● Materials provided:

□ □ □

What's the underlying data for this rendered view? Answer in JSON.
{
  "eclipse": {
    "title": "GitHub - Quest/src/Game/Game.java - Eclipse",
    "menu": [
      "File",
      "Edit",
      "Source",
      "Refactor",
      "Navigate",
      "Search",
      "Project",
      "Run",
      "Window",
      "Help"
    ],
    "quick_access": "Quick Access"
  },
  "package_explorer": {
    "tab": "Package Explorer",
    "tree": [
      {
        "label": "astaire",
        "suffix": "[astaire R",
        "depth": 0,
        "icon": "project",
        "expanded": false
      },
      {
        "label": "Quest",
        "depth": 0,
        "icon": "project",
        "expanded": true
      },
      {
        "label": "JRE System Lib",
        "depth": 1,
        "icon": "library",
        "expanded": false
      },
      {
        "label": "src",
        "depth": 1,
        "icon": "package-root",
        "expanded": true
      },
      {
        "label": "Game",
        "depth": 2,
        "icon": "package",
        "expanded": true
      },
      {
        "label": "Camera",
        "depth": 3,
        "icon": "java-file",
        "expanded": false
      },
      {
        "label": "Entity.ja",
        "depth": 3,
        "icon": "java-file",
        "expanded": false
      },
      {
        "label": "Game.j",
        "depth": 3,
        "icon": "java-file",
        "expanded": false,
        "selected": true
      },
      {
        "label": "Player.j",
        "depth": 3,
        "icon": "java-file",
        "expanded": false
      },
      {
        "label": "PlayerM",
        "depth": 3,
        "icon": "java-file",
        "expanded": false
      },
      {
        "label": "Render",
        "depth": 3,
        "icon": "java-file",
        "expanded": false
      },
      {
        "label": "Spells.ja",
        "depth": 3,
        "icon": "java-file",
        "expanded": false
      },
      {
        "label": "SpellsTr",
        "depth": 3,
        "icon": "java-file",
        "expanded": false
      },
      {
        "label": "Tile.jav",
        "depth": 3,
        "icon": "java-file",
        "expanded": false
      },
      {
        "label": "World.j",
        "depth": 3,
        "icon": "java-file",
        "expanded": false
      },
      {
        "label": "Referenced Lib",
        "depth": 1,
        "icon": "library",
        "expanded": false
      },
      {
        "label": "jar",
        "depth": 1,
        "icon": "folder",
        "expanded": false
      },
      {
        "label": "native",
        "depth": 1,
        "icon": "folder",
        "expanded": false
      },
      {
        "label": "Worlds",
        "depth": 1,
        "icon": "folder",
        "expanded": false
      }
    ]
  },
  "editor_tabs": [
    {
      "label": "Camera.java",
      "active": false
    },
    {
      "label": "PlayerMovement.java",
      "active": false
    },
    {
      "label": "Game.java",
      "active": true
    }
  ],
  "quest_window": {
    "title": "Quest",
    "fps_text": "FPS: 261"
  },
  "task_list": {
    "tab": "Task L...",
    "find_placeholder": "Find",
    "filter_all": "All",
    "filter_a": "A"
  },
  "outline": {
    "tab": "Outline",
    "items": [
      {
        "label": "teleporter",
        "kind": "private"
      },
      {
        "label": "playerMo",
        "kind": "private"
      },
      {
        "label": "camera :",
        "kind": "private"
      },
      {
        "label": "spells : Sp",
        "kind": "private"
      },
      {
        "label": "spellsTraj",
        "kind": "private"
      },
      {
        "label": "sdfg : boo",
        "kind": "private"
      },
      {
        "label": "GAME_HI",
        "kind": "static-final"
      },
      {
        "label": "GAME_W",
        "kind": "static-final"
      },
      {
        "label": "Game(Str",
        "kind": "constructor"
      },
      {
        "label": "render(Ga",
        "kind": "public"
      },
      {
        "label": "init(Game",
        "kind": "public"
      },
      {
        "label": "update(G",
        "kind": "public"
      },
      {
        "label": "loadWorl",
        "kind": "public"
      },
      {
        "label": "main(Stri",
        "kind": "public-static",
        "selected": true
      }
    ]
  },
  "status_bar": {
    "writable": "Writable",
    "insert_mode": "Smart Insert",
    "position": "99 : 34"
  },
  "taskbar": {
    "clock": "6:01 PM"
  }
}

□ □ □

● Exercise aim: Pick out each line that holds the string "title".

● Final result:
    "title": "GitHub - Quest/src/Game/Game.java - Eclipse",
    "title": "Quest",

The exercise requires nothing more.